Figure dataset records:

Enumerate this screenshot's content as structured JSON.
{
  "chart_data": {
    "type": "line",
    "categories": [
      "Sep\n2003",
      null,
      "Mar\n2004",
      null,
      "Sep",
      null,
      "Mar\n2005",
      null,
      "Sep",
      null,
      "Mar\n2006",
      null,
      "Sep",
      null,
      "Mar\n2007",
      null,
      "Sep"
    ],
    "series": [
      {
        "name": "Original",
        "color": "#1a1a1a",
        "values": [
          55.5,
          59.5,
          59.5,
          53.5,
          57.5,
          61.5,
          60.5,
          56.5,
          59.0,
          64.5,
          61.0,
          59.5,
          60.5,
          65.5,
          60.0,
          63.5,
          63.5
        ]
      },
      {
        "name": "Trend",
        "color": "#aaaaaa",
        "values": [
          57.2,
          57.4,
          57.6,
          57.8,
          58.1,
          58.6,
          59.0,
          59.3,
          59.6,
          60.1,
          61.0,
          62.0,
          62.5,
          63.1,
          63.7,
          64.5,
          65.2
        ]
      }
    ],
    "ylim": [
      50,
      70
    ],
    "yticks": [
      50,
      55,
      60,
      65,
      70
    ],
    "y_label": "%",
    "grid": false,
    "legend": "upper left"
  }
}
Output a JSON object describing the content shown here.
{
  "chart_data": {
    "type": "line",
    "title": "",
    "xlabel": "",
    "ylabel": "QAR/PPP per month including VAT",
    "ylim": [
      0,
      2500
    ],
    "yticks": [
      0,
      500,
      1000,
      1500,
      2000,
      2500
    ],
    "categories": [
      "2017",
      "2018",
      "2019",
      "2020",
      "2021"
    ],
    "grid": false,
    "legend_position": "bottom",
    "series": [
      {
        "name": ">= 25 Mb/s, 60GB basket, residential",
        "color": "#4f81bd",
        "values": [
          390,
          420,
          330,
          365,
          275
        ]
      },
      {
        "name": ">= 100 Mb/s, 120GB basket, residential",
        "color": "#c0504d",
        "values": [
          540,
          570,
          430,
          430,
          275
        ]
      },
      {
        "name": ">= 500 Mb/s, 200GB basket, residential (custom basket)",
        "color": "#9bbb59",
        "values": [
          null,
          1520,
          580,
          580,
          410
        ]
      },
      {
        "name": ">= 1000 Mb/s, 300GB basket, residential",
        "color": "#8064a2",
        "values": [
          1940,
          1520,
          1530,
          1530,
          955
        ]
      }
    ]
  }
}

◆ REQUIRED TASK ◆
Locate the lines above that hold the word "content". Show every one of them.

◆ THE RESULT ◆
Enumerate this screenshot's content as structured JSON.
Output a JSON object describing the content shown here.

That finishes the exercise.